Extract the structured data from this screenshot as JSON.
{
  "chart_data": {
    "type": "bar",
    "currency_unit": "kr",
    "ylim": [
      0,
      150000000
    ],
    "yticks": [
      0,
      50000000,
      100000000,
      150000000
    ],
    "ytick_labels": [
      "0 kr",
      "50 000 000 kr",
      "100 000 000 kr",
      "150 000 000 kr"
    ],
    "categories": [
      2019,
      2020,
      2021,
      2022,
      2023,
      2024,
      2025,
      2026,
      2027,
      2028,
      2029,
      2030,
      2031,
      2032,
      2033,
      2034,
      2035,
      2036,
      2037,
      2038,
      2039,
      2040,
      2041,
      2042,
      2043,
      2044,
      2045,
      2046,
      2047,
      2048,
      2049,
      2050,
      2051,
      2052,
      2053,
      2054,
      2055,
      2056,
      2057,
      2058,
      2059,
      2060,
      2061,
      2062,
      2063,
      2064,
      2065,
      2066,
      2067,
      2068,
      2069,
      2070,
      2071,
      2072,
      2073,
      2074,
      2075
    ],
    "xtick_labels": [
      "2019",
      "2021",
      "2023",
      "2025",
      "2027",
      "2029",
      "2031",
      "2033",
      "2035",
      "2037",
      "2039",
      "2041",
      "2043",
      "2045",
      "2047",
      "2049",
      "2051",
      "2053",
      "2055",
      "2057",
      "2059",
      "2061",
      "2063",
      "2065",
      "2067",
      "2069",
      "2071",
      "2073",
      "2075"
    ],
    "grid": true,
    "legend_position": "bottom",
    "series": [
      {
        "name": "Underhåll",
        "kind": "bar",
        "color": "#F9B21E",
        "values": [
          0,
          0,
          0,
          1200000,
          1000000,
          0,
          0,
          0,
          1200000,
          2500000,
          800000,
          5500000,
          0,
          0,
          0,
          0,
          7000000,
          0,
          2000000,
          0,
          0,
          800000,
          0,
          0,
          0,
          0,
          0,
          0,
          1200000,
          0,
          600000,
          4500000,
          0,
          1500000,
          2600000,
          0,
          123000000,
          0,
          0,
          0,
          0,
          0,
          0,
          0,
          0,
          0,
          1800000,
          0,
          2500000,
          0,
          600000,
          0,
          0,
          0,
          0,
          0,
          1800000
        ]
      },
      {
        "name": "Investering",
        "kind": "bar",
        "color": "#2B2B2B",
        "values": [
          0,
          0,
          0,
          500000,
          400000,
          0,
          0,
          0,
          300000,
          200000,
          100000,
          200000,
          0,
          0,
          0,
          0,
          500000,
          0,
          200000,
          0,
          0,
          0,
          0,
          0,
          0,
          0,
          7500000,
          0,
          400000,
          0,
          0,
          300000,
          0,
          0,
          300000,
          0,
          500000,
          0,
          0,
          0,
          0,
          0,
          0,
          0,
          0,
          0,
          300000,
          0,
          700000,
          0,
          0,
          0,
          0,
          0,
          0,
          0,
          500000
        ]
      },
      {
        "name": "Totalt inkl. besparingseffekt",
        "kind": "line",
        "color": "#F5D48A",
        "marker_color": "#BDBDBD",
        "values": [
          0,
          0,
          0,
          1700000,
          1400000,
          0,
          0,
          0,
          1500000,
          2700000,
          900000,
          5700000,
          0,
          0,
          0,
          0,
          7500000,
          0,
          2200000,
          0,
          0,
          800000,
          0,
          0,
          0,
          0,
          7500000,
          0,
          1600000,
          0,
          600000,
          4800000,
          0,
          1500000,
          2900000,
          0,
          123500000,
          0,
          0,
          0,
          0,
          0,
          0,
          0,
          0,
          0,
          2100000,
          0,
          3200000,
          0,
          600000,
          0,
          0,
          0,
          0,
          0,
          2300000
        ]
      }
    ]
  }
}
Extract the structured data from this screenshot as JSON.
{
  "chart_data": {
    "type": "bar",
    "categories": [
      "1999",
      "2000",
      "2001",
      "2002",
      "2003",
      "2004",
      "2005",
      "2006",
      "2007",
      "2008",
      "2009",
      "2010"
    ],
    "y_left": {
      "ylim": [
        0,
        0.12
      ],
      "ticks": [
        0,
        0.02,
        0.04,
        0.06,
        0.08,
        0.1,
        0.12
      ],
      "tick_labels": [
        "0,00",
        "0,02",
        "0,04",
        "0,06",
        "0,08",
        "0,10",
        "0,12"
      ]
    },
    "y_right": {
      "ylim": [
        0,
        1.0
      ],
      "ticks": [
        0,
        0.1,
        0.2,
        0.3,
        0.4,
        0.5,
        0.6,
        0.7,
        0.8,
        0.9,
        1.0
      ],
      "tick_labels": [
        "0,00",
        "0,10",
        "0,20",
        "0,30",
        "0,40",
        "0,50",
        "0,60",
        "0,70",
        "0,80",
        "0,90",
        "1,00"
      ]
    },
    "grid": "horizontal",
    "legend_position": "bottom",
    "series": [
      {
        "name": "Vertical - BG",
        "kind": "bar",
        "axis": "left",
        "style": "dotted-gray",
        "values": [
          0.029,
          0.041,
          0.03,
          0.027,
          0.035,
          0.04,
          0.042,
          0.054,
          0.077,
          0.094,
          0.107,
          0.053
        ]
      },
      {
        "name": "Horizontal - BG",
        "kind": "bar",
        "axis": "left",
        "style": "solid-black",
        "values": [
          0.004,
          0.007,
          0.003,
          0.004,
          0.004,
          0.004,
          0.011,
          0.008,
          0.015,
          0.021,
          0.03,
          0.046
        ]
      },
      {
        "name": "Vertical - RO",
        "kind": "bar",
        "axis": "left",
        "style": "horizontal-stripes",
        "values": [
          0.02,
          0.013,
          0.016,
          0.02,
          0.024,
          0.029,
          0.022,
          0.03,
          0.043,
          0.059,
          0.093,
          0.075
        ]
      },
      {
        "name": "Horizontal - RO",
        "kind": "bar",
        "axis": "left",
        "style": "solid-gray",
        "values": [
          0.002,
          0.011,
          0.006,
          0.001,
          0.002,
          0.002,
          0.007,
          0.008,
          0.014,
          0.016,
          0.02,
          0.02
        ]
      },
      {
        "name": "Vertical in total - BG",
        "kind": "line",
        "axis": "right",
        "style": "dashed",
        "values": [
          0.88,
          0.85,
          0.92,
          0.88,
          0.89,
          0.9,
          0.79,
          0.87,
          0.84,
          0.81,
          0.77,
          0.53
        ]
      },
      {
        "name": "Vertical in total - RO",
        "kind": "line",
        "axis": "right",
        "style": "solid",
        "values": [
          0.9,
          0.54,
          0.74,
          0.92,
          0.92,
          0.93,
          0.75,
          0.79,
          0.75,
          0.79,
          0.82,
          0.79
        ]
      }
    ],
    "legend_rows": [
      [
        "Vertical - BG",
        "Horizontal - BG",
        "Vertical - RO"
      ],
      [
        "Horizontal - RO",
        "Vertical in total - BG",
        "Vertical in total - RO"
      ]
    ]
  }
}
───
▸ Task objective:
From the data above, copy each line that holds "name".

▸ Solution to this task:
        "name": "Underhåll",
        "name": "Investering",
        "name": "Totalt inkl. besparingseffekt",
        "name": "Vertical - BG",
        "name": "Horizontal - BG",
        "name": "Vertical - RO",
        "name": "Horizontal - RO",
        "name": "Vertical in total - BG",
        "name": "Vertical in total - RO",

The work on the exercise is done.